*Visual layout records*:
* Begin *

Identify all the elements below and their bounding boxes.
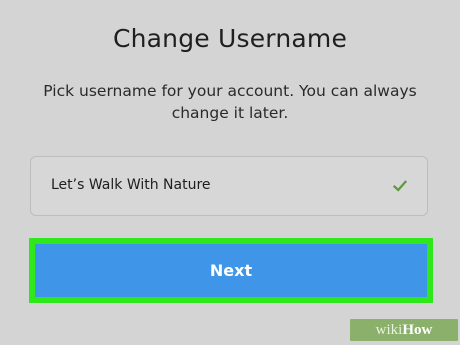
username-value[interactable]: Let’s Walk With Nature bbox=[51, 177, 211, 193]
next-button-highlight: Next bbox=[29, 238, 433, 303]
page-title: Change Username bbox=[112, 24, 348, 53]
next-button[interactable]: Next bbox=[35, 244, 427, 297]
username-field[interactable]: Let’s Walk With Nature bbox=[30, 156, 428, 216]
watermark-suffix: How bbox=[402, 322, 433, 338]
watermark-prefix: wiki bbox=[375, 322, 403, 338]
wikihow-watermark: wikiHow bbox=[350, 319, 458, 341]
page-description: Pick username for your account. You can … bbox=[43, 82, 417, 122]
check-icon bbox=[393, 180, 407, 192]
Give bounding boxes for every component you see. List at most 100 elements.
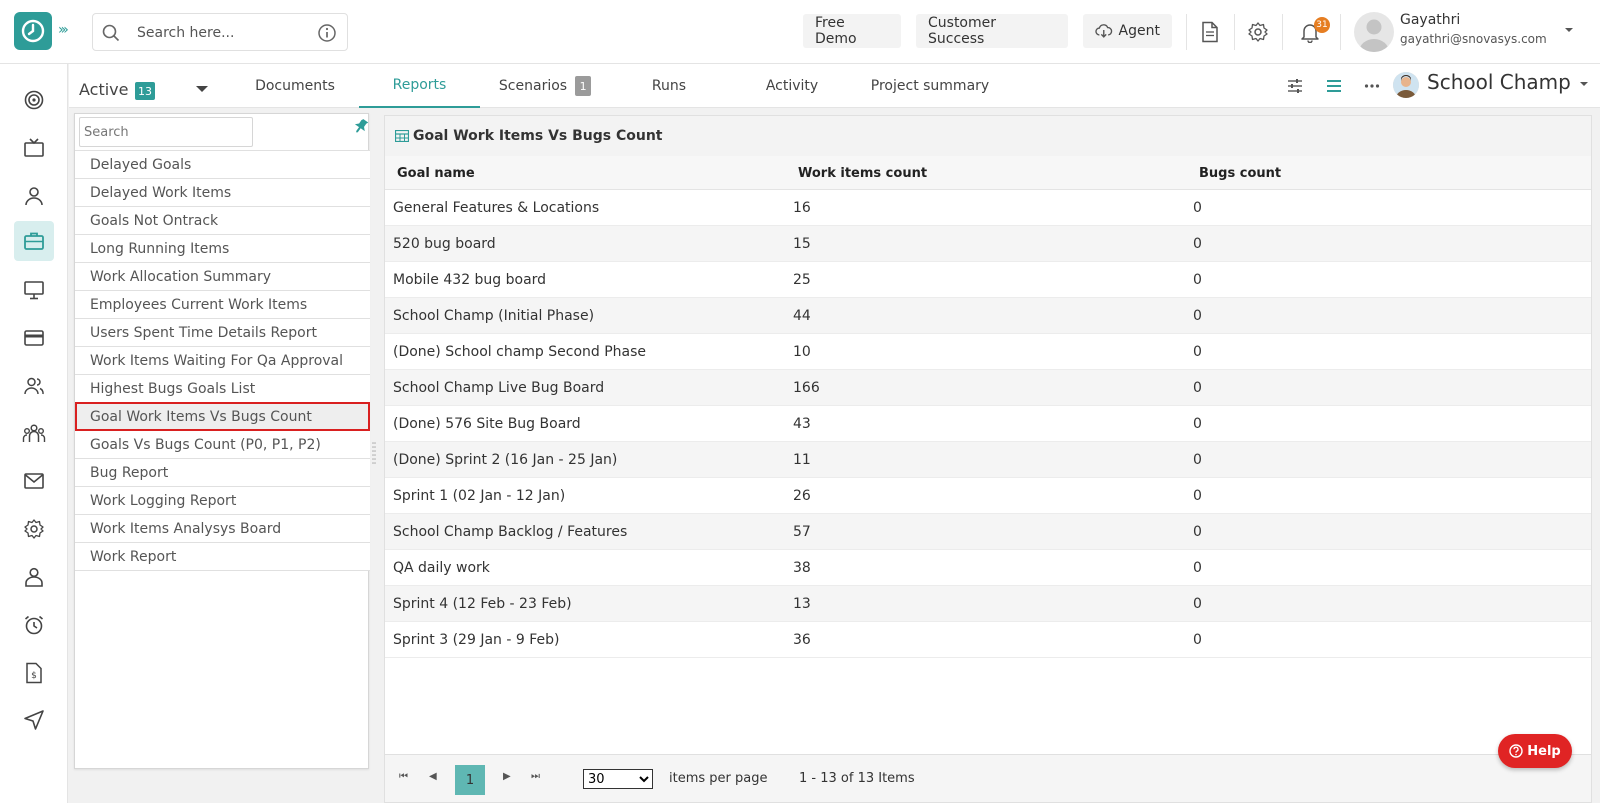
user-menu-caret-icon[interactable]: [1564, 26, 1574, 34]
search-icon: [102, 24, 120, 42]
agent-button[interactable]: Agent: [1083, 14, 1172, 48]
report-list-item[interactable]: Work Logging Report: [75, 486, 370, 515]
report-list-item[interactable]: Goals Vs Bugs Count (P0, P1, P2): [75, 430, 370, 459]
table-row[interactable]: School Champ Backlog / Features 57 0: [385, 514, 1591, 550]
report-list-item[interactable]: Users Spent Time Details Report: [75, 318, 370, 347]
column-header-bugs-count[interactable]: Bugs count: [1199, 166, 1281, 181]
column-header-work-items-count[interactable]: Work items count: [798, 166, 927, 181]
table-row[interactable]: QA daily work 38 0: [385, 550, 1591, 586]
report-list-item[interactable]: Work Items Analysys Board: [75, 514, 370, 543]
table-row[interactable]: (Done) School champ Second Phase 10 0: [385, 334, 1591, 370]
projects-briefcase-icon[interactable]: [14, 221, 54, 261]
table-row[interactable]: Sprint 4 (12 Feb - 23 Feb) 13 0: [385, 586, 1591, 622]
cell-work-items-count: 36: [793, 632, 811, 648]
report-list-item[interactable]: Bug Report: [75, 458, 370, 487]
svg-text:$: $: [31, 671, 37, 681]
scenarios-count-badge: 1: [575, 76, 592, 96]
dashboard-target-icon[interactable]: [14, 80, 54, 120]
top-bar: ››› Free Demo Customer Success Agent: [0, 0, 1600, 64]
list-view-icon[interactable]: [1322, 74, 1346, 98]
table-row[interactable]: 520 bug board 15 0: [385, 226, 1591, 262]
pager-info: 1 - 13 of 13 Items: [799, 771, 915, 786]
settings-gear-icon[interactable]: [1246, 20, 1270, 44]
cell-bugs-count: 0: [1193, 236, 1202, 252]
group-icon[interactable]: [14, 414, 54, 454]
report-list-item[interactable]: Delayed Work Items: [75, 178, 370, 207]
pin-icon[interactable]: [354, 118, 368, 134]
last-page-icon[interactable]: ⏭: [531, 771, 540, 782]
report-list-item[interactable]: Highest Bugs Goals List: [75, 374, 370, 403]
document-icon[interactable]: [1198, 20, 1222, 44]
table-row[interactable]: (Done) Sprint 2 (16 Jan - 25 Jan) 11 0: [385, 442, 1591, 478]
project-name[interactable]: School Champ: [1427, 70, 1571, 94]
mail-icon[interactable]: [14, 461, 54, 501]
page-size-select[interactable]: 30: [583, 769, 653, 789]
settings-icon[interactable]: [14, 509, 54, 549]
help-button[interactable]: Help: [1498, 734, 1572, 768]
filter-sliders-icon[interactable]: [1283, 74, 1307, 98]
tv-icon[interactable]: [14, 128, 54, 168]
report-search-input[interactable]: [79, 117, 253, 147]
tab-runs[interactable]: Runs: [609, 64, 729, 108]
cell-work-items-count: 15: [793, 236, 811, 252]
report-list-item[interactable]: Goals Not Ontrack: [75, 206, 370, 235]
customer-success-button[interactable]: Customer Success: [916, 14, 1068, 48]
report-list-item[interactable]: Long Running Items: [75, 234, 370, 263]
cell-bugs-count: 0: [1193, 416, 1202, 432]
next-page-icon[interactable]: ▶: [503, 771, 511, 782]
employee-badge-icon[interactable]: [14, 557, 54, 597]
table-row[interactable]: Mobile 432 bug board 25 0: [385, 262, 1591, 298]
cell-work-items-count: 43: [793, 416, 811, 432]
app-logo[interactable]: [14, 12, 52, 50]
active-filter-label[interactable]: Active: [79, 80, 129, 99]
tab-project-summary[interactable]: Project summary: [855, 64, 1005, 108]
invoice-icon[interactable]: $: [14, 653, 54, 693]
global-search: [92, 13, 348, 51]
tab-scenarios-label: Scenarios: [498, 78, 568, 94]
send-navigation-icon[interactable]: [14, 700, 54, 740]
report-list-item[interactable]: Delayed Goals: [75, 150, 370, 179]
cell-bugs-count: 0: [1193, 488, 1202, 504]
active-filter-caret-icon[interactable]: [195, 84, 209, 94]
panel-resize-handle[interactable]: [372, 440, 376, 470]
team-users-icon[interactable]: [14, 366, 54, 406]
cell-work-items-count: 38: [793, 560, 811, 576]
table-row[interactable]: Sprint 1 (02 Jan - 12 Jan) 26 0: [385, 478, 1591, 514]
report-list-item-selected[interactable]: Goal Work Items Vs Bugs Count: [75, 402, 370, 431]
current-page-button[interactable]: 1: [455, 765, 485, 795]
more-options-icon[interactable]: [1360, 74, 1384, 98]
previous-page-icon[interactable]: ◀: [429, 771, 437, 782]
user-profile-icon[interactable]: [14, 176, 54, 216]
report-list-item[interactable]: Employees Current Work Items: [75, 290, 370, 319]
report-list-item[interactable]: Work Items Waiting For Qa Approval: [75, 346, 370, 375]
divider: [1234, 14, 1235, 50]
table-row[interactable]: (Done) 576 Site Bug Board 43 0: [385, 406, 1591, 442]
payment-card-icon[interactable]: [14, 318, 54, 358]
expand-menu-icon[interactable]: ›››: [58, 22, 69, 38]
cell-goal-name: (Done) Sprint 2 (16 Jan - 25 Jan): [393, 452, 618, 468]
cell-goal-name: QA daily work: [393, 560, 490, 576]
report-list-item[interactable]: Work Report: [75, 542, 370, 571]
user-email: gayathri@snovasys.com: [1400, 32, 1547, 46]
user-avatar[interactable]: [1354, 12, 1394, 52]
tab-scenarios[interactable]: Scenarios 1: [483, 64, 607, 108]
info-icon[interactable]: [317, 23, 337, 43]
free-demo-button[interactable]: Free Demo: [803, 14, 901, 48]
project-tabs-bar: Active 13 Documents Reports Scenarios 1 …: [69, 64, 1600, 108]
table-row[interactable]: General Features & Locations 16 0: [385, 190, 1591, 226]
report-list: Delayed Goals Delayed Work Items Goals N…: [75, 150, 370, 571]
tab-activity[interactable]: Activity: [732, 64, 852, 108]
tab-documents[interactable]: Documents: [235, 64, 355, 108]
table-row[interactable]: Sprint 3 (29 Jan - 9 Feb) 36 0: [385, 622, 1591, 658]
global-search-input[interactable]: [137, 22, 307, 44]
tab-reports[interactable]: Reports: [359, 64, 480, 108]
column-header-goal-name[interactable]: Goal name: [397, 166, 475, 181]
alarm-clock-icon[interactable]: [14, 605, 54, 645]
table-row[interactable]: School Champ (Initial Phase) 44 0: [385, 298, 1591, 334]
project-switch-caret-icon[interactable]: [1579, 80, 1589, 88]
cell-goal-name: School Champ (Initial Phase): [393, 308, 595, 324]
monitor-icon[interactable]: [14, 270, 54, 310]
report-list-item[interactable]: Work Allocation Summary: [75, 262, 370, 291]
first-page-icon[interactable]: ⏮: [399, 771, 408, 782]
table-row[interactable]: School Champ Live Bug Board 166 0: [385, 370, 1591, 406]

* End *

Arrange every line of the records above as a Markdown table with the columns Row and Line, where Row holds the row number. Skip blank lines and leave out the pictures.

| Row | Line |
|---|---|
| 1 | Identify all the elements below and their bounding boxes. |
| 2 | username-value[interactable]: Let’s Walk With Nature bbox=[51, 177, 211, 193] |
| 3 | next-button-highlight: Next bbox=[29, 238, 433, 303] |
| 4 | page-title: Change Username bbox=[112, 24, 348, 53] |
| 5 | next-button[interactable]: Next bbox=[35, 244, 427, 297] |
| 6 | username-field[interactable]: Let’s Walk With Nature bbox=[30, 156, 428, 216] |
| 7 | watermark-suffix: How bbox=[402, 322, 433, 338] |
| 8 | watermark-prefix: wiki bbox=[375, 322, 403, 338] |
| 9 | wikihow-watermark: wikiHow bbox=[350, 319, 458, 341] |
| 10 | page-description: Pick username for your account. You can … bbox=[43, 82, 417, 122] |
| 11 | check-icon bbox=[393, 180, 407, 192] |
| 12 | Give bounding boxes for every component you see. List at most 100 elements. |
| 13 | user-menu-caret-icon[interactable]: [1564, 26, 1574, 34] |
| 14 | search-icon: [102, 24, 120, 42] |
| 15 | agent-button[interactable]: Agent: [1083, 14, 1172, 48] |
| 16 | report-list-item[interactable]: Work Logging Report: [75, 486, 370, 515] |
| 17 | report-list-item[interactable]: Goals Vs Bugs Count (P0, P1, P2): [75, 430, 370, 459] |
| 18 | table-row[interactable]: School Champ Backlog / Features 57 0: [385, 514, 1591, 550] |
| 19 | report-list-item[interactable]: Users Spent Time Details Report: [75, 318, 370, 347] |
| 20 | column-header-bugs-count[interactable]: Bugs count: [1199, 166, 1281, 181] |
| 21 | column-header-work-items-count[interactable]: Work items count: [798, 166, 927, 181] |
| 22 | table-row[interactable]: QA daily work 38 0: [385, 550, 1591, 586] |
| 23 | report-list-item[interactable]: Work Items Analysys Board: [75, 514, 370, 543] |
| 24 | table-row[interactable]: (Done) School champ Second Phase 10 0: [385, 334, 1591, 370] |
| 25 | projects-briefcase-icon[interactable]: [14, 221, 54, 261] |
| 26 | table-row[interactable]: Sprint 4 (12 Feb - 23 Feb) 13 0: [385, 586, 1591, 622] |
| 27 | cell-work-items-count: 36: [793, 632, 811, 648] |
| 28 | report-list-item[interactable]: Bug Report: [75, 458, 370, 487] |
| 29 | svg-text:$: $: [31, 671, 37, 681] |
| 30 | scenarios-count-badge: 1: [575, 76, 592, 96] |
| 31 | dashboard-target-icon[interactable]: [14, 80, 54, 120] |
| 32 | top-bar: ››› Free Demo Customer Success Agent: [0, 0, 1600, 64] |
| 33 | list-view-icon[interactable]: [1322, 74, 1346, 98] |
| 34 | table-row[interactable]: 520 bug board 15 0: [385, 226, 1591, 262] |
| 35 | pager-info: 1 - 13 of 13 Items: [799, 771, 915, 786] |
| 36 | settings-gear-icon[interactable]: [1246, 20, 1270, 44] |
| 37 | cell-bugs-count: 0: [1193, 236, 1202, 252] |
| 38 | group-icon[interactable]: [14, 414, 54, 454] |
| 39 | report-list-item[interactable]: Delayed Work Items: [75, 178, 370, 207] |
| 40 | pin-icon[interactable]: [354, 118, 368, 134] |
| 41 | last-page-icon[interactable]: ⏭: [531, 771, 540, 782] |
| 42 | report-list-item[interactable]: Highest Bugs Goals List: [75, 374, 370, 403] |
| 43 | document-icon[interactable]: [1198, 20, 1222, 44] |
| 44 | table-row[interactable]: (Done) Sprint 2 (16 Jan - 25 Jan) 11 0: [385, 442, 1591, 478] |
| 45 | project-name[interactable]: School Champ: [1427, 70, 1571, 94] |
| 46 | mail-icon[interactable]: [14, 461, 54, 501] |
| 47 | page-size-select[interactable]: 30: [583, 769, 653, 789] |
| 48 | settings-icon[interactable]: [14, 509, 54, 549] |
| 49 | help-button[interactable]: Help: [1498, 734, 1572, 768] |
| 50 | filter-sliders-icon[interactable]: [1283, 74, 1307, 98] |
| 51 | tv-icon[interactable]: [14, 128, 54, 168] |
| 52 | report-search-input[interactable]: [79, 117, 253, 147] |
| 53 | tab-runs[interactable]: Runs: [609, 64, 729, 108] |
| 54 | cell-work-items-count: 15: [793, 236, 811, 252] |
| 55 | report-list-item[interactable]: Goals Not Ontrack: [75, 206, 370, 235] |
| 56 | customer-success-button[interactable]: Customer Success: [916, 14, 1068, 48] |
| 57 | report-list-item[interactable]: Long Running Items: [75, 234, 370, 263] |
| 58 | cell-bugs-count: 0: [1193, 416, 1202, 432] |
| 59 | next-page-icon[interactable]: ▶: [503, 771, 511, 782] |
| 60 | employee-badge-icon[interactable]: [14, 557, 54, 597] |
| 61 | table-row[interactable]: Mobile 432 bug board 25 0: [385, 262, 1591, 298] |
| 62 | cell-work-items-count: 43: [793, 416, 811, 432] |
| 63 | app-logo[interactable]: [14, 12, 52, 50] |
| 64 | active-filter-label[interactable]: Active: [79, 80, 129, 99] |
| 65 | tab-project-summary[interactable]: Project summary: [855, 64, 1005, 108] |
| 66 | invoice-icon[interactable]: $: [14, 653, 54, 693] |
| 67 | global-search: [92, 13, 348, 51] |
| 68 | tab-scenarios-label: Scenarios: [498, 78, 568, 94] |
| 69 | send-navigation-icon[interactable]: [14, 700, 54, 740] |
| 70 | report-list-item[interactable]: Delayed Goals: [75, 150, 370, 179] |
| 71 | cell-bugs-count: 0: [1193, 488, 1202, 504] |
| 72 | active-filter-caret-icon[interactable]: [195, 84, 209, 94] |
| 73 | panel-resize-handle[interactable]: [372, 440, 376, 470] |
| 74 | team-users-icon[interactable]: [14, 366, 54, 406] |
| 75 | cell-work-items-count: 38: [793, 560, 811, 576] |
| 76 | table-row[interactable]: Sprint 1 (02 Jan - 12 Jan) 26 0: [385, 478, 1591, 514] |
| 77 | report-list-item-selected[interactable]: Goal Work Items Vs Bugs Count: [75, 402, 370, 431] |
| 78 | current-page-button[interactable]: 1: [455, 765, 485, 795] |
| 79 | more-options-icon[interactable]: [1360, 74, 1384, 98] |
| 80 | previous-page-icon[interactable]: ◀: [429, 771, 437, 782] |
| 81 | user-profile-icon[interactable]: [14, 176, 54, 216] |
| 82 | report-list-item[interactable]: Employees Current Work Items: [75, 290, 370, 319] |
| 83 | report-list-item[interactable]: Work Items Waiting For Qa Approval: [75, 346, 370, 375] |
| 84 | divider: [1234, 14, 1235, 50] |
| 85 | table-row[interactable]: (Done) 576 Site Bug Board 43 0: [385, 406, 1591, 442] |
| 86 | payment-card-icon[interactable]: [14, 318, 54, 358] |
| 87 | expand-menu-icon[interactable]: ›››: [58, 22, 69, 38] |
| 88 | cell-goal-name: (Done) Sprint 2 (16 Jan - 25 Jan): [393, 452, 618, 468] |
| 89 | cell-goal-name: QA daily work: [393, 560, 490, 576] |
| 90 | report-list-item[interactable]: Work Report: [75, 542, 370, 571] |
| 91 | user-email: gayathri@snovasys.com: [1400, 32, 1547, 46] |
| 92 | user-avatar[interactable]: [1354, 12, 1394, 52] |
| 93 | tab-scenarios[interactable]: Scenarios 1: [483, 64, 607, 108] |
| 94 | info-icon[interactable]: [317, 23, 337, 43] |
| 95 | free-demo-button[interactable]: Free Demo: [803, 14, 901, 48] |
| 96 | project-tabs-bar: Active 13 Documents Reports Scenarios 1 …: [69, 64, 1600, 108] |
| 97 | table-row[interactable]: General Features & Locations 16 0: [385, 190, 1591, 226] |
| 98 | report-list: Delayed Goals Delayed Work Items Goals N…: [75, 150, 370, 571] |
| 99 | tab-activity[interactable]: Activity: [732, 64, 852, 108] |
| 100 | tab-documents[interactable]: Documents: [235, 64, 355, 108] |
| 101 | table-row[interactable]: Sprint 3 (29 Jan - 9 Feb) 36 0: [385, 622, 1591, 658] |
| 102 | global-search-input[interactable]: [137, 22, 307, 44] |
| 103 | tab-reports[interactable]: Reports: [359, 64, 480, 108] |
| 104 | column-header-goal-name[interactable]: Goal name: [397, 166, 475, 181] |
| 105 | alarm-clock-icon[interactable]: [14, 605, 54, 645] |
| 106 | table-row[interactable]: School Champ (Initial Phase) 44 0: [385, 298, 1591, 334] |
| 107 | project-switch-caret-icon[interactable]: [1579, 80, 1589, 88] |
| 108 | cell-goal-name: School Champ (Initial Phase): [393, 308, 595, 324] |
| 109 | monitor-icon[interactable]: [14, 270, 54, 310] |
| 110 | report-list-item[interactable]: Work Allocation Summary: [75, 262, 370, 291] |
| 111 | first-page-icon[interactable]: ⏮: [399, 771, 408, 782] |
| 112 | table-row[interactable]: School Champ Live Bug Board 166 0: [385, 370, 1591, 406] |